═════ Input for this task ═════
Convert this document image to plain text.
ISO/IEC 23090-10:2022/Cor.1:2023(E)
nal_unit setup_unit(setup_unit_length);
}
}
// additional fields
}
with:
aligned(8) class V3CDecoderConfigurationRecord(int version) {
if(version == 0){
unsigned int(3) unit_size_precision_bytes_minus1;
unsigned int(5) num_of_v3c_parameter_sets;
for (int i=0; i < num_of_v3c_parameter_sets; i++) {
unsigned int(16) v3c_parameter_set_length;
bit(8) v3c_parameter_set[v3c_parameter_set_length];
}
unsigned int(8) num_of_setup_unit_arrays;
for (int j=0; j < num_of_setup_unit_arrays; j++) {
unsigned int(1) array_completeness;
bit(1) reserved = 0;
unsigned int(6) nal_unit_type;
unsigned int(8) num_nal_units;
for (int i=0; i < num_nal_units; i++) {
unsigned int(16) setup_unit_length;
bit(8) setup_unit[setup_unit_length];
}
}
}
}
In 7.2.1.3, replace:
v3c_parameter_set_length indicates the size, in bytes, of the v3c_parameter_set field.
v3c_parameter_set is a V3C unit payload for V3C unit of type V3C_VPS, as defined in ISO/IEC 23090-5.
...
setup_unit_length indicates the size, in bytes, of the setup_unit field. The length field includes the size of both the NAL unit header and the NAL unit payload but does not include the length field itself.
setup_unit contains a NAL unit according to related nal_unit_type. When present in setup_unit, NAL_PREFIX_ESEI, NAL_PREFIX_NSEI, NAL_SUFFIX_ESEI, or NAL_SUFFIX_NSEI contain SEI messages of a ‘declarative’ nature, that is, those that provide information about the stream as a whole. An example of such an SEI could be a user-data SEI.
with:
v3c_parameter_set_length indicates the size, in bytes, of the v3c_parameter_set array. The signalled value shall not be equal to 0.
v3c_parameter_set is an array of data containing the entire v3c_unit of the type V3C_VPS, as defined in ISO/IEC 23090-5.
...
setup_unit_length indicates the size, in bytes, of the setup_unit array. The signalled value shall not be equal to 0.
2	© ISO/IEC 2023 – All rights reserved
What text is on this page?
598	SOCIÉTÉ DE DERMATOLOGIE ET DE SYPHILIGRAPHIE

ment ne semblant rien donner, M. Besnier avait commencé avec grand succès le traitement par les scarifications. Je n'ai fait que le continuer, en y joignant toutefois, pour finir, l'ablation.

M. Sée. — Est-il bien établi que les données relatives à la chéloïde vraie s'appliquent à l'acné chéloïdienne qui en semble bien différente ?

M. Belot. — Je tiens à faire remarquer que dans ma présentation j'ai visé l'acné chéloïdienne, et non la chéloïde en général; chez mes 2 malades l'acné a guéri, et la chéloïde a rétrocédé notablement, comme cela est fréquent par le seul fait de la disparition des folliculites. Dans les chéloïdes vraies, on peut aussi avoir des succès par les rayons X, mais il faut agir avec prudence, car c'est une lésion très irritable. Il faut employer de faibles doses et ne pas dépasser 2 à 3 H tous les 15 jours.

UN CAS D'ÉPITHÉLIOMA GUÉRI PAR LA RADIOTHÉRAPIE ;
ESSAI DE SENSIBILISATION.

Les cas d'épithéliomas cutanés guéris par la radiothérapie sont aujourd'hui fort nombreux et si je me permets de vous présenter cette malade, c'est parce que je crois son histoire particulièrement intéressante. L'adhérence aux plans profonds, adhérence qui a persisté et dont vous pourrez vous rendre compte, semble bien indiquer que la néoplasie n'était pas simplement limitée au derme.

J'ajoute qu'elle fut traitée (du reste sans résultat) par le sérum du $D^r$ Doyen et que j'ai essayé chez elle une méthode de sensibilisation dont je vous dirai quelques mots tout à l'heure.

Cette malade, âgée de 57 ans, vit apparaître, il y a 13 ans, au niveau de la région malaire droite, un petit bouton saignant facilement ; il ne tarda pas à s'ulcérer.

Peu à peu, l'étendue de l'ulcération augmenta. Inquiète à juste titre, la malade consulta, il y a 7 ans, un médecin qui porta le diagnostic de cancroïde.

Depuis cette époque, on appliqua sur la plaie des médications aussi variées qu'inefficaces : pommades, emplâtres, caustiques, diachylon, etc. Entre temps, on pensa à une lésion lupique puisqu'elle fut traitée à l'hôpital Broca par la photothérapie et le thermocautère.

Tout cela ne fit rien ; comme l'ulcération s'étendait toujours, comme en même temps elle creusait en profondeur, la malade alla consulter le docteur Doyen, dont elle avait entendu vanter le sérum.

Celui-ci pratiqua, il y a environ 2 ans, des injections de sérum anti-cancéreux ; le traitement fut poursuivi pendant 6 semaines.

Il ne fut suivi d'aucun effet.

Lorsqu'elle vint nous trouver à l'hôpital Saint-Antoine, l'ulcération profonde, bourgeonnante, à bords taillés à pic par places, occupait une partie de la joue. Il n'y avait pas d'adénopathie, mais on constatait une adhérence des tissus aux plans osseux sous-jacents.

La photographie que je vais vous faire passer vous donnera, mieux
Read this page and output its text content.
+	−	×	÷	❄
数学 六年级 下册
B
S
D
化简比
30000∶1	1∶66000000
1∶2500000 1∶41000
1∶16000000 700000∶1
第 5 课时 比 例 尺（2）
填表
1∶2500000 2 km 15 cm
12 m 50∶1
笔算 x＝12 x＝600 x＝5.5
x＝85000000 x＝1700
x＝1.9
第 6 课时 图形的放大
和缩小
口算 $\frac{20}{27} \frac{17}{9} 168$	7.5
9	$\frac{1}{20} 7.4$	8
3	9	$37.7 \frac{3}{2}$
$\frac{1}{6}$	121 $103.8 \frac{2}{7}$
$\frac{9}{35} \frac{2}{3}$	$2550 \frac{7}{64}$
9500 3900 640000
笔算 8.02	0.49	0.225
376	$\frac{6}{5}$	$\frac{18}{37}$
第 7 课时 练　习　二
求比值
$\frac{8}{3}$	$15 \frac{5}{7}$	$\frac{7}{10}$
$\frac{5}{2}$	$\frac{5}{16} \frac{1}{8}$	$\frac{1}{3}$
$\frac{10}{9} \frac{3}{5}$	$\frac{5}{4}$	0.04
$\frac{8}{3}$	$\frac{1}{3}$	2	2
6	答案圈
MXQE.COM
═════
Task directions:
Transcribe each entry exactly.

Solution to the exercise:
Convert this document image to plain text.
ISO/IEC 23090-10:2022/Cor.1:2023(E)
nal_unit setup_unit(setup_unit_length);
}
}
// additional fields
}
with:
aligned(8) class V3CDecoderConfigurationRecord(int version) {
if(version == 0){
unsigned int(3) unit_size_precision_bytes_minus1;
unsigned int(5) num_of_v3c_parameter_sets;
for (int i=0; i < num_of_v3c_parameter_sets; i++) {
unsigned int(16) v3c_parameter_set_length;
bit(8) v3c_parameter_set[v3c_parameter_set_length];
}
unsigned int(8) num_of_setup_unit_arrays;
for (int j=0; j < num_of_setup_unit_arrays; j++) {
unsigned int(1) array_completeness;
bit(1) reserved = 0;
unsigned int(6) nal_unit_type;
unsigned int(8) num_nal_units;
for (int i=0; i < num_nal_units; i++) {
unsigned int(16) setup_unit_length;
bit(8) setup_unit[setup_unit_length];
}
}
}
}
In 7.2.1.3, replace:
v3c_parameter_set_length indicates the size, in bytes, of the v3c_parameter_set field.
v3c_parameter_set is a V3C unit payload for V3C unit of type V3C_VPS, as defined in ISO/IEC 23090-5.
...
setup_unit_length indicates the size, in bytes, of the setup_unit field. The length field includes the size of both the NAL unit header and the NAL unit payload but does not include the length field itself.
setup_unit contains a NAL unit according to related nal_unit_type. When present in setup_unit, NAL_PREFIX_ESEI, NAL_PREFIX_NSEI, NAL_SUFFIX_ESEI, or NAL_SUFFIX_NSEI contain SEI messages of a ‘declarative’ nature, that is, those that provide information about the stream as a whole. An example of such an SEI could be a user-data SEI.
with:
v3c_parameter_set_length indicates the size, in bytes, of the v3c_parameter_set array. The signalled value shall not be equal to 0.
v3c_parameter_set is an array of data containing the entire v3c_unit of the type V3C_VPS, as defined in ISO/IEC 23090-5.
...
setup_unit_length indicates the size, in bytes, of the setup_unit array. The signalled value shall not be equal to 0.
2	© ISO/IEC 2023 – All rights reserved
What text is on this page?
598	SOCIÉTÉ DE DERMATOLOGIE ET DE SYPHILIGRAPHIE

ment ne semblant rien donner, M. Besnier avait commencé avec grand succès le traitement par les scarifications. Je n'ai fait que le continuer, en y joignant toutefois, pour finir, l'ablation.

M. Sée. — Est-il bien établi que les données relatives à la chéloïde vraie s'appliquent à l'acné chéloïdienne qui en semble bien différente ?

M. Belot. — Je tiens à faire remarquer que dans ma présentation j'ai visé l'acné chéloïdienne, et non la chéloïde en général; chez mes 2 malades l'acné a guéri, et la chéloïde a rétrocédé notablement, comme cela est fréquent par le seul fait de la disparition des folliculites. Dans les chéloïdes vraies, on peut aussi avoir des succès par les rayons X, mais il faut agir avec prudence, car c'est une lésion très irritable. Il faut employer de faibles doses et ne pas dépasser 2 à 3 H tous les 15 jours.

UN CAS D'ÉPITHÉLIOMA GUÉRI PAR LA RADIOTHÉRAPIE ;
ESSAI DE SENSIBILISATION.

Les cas d'épithéliomas cutanés guéris par la radiothérapie sont aujourd'hui fort nombreux et si je me permets de vous présenter cette malade, c'est parce que je crois son histoire particulièrement intéressante. L'adhérence aux plans profonds, adhérence qui a persisté et dont vous pourrez vous rendre compte, semble bien indiquer que la néoplasie n'était pas simplement limitée au derme.

J'ajoute qu'elle fut traitée (du reste sans résultat) par le sérum du $D^r$ Doyen et que j'ai essayé chez elle une méthode de sensibilisation dont je vous dirai quelques mots tout à l'heure.

Cette malade, âgée de 57 ans, vit apparaître, il y a 13 ans, au niveau de la région malaire droite, un petit bouton saignant facilement ; il ne tarda pas à s'ulcérer.

Peu à peu, l'étendue de l'ulcération augmenta. Inquiète à juste titre, la malade consulta, il y a 7 ans, un médecin qui porta le diagnostic de cancroïde.

Depuis cette époque, on appliqua sur la plaie des médications aussi variées qu'inefficaces : pommades, emplâtres, caustiques, diachylon, etc. Entre temps, on pensa à une lésion lupique puisqu'elle fut traitée à l'hôpital Broca par la photothérapie et le thermocautère.

Tout cela ne fit rien ; comme l'ulcération s'étendait toujours, comme en même temps elle creusait en profondeur, la malade alla consulter le docteur Doyen, dont elle avait entendu vanter le sérum.

Celui-ci pratiqua, il y a environ 2 ans, des injections de sérum anti-cancéreux ; le traitement fut poursuivi pendant 6 semaines.

Il ne fut suivi d'aucun effet.

Lorsqu'elle vint nous trouver à l'hôpital Saint-Antoine, l'ulcération profonde, bourgeonnante, à bords taillés à pic par places, occupait une partie de la joue. Il n'y avait pas d'adénopathie, mais on constatait une adhérence des tissus aux plans osseux sous-jacents.

La photographie que je vais vous faire passer vous donnera, mieux
Read this page and output its text content.
+	−	×	÷	❄
数学 六年级 下册
B
S
D
化简比
30000∶1	1∶66000000
1∶2500000 1∶41000
1∶16000000 700000∶1
第 5 课时 比 例 尺（2）
填表
1∶2500000 2 km 15 cm
12 m 50∶1
笔算 x＝12 x＝600 x＝5.5
x＝85000000 x＝1700
x＝1.9
第 6 课时 图形的放大
和缩小
口算 $\frac{20}{27} \frac{17}{9} 168$	7.5
9	$\frac{1}{20} 7.4$	8
3	9	$37.7 \frac{3}{2}$
$\frac{1}{6}$	121 $103.8 \frac{2}{7}$
$\frac{9}{35} \frac{2}{3}$	$2550 \frac{7}{64}$
9500 3900 640000
笔算 8.02	0.49	0.225
376	$\frac{6}{5}$	$\frac{18}{37}$
第 7 课时 练　习　二
求比值
$\frac{8}{3}$	$15 \frac{5}{7}$	$\frac{7}{10}$
$\frac{5}{2}$	$\frac{5}{16} \frac{1}{8}$	$\frac{1}{3}$
$\frac{10}{9} \frac{3}{5}$	$\frac{5}{4}$	0.04
$\frac{8}{3}$	$\frac{1}{3}$	2	2
6	答案圈
MXQE.COM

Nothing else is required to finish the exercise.